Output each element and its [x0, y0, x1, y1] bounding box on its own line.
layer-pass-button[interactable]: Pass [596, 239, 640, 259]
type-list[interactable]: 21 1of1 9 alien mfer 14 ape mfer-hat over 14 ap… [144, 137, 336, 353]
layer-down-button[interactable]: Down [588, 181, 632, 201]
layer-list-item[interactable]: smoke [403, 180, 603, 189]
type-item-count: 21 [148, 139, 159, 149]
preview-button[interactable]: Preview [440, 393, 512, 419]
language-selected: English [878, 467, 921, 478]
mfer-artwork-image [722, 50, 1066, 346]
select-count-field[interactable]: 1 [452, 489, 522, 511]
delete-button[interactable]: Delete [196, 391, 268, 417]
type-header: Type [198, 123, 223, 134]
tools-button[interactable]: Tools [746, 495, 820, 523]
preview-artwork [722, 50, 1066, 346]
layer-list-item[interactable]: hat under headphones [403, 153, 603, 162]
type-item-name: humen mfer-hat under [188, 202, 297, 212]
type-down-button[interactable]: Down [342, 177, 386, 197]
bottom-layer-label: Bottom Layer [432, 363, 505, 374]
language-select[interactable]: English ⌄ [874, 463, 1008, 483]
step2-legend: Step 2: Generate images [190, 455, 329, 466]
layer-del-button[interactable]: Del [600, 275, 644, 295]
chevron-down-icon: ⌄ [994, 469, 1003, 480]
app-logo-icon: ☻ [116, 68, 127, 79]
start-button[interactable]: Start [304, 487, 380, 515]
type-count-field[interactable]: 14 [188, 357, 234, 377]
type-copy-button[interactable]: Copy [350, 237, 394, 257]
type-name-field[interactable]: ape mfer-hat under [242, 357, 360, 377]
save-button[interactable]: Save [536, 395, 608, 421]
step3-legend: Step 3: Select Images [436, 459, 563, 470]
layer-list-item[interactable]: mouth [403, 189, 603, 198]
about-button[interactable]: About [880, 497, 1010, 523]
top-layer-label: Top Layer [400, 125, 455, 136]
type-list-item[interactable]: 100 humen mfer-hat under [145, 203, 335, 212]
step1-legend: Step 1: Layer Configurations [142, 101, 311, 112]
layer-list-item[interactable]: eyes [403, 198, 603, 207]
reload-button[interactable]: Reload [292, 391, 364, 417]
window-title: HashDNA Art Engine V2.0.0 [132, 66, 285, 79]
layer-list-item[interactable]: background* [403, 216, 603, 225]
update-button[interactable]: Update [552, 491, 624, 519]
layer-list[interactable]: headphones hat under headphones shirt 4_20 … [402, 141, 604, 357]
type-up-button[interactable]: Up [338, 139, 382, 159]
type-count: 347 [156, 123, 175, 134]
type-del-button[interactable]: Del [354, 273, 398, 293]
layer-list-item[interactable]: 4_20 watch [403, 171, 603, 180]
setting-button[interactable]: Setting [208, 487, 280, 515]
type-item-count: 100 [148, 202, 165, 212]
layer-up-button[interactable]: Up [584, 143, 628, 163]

━━━━━━━━━━━━━━━━━━━━

Output every line of the data above verbatim, keeping the original order.

RESULT FOR THIS TASK ->
Output each element and its [x0, y0, x1, y1] bounding box on its own line.
layer-pass-button[interactable]: Pass [596, 239, 640, 259]
type-list[interactable]: 21 1of1 9 alien mfer 14 ape mfer-hat over 14 ap… [144, 137, 336, 353]
layer-down-button[interactable]: Down [588, 181, 632, 201]
layer-list-item[interactable]: smoke [403, 180, 603, 189]
type-item-count: 21 [148, 139, 159, 149]
preview-button[interactable]: Preview [440, 393, 512, 419]
language-selected: English [878, 467, 921, 478]
mfer-artwork-image [722, 50, 1066, 346]
select-count-field[interactable]: 1 [452, 489, 522, 511]
delete-button[interactable]: Delete [196, 391, 268, 417]
type-header: Type [198, 123, 223, 134]
tools-button[interactable]: Tools [746, 495, 820, 523]
preview-artwork [722, 50, 1066, 346]
layer-list-item[interactable]: hat under headphones [403, 153, 603, 162]
type-item-name: humen mfer-hat under [188, 202, 297, 212]
type-down-button[interactable]: Down [342, 177, 386, 197]
bottom-layer-label: Bottom Layer [432, 363, 505, 374]
language-select[interactable]: English ⌄ [874, 463, 1008, 483]
step2-legend: Step 2: Generate images [190, 455, 329, 466]
layer-del-button[interactable]: Del [600, 275, 644, 295]
chevron-down-icon: ⌄ [994, 469, 1003, 480]
app-logo-icon: ☻ [116, 68, 127, 79]
start-button[interactable]: Start [304, 487, 380, 515]
type-count-field[interactable]: 14 [188, 357, 234, 377]
type-copy-button[interactable]: Copy [350, 237, 394, 257]
type-name-field[interactable]: ape mfer-hat under [242, 357, 360, 377]
save-button[interactable]: Save [536, 395, 608, 421]
step3-legend: Step 3: Select Images [436, 459, 563, 470]
layer-list-item[interactable]: mouth [403, 189, 603, 198]
about-button[interactable]: About [880, 497, 1010, 523]
top-layer-label: Top Layer [400, 125, 455, 136]
type-list-item[interactable]: 100 humen mfer-hat under [145, 203, 335, 212]
step1-legend: Step 1: Layer Configurations [142, 101, 311, 112]
layer-list-item[interactable]: eyes [403, 198, 603, 207]
reload-button[interactable]: Reload [292, 391, 364, 417]
window-title: HashDNA Art Engine V2.0.0 [132, 66, 285, 79]
layer-list-item[interactable]: background* [403, 216, 603, 225]
update-button[interactable]: Update [552, 491, 624, 519]
layer-list[interactable]: headphones hat under headphones shirt 4_20 … [402, 141, 604, 357]
type-up-button[interactable]: Up [338, 139, 382, 159]
type-count: 347 [156, 123, 175, 134]
type-del-button[interactable]: Del [354, 273, 398, 293]
layer-list-item[interactable]: 4_20 watch [403, 171, 603, 180]
setting-button[interactable]: Setting [208, 487, 280, 515]
type-item-count: 100 [148, 202, 165, 212]
layer-up-button[interactable]: Up [584, 143, 628, 163]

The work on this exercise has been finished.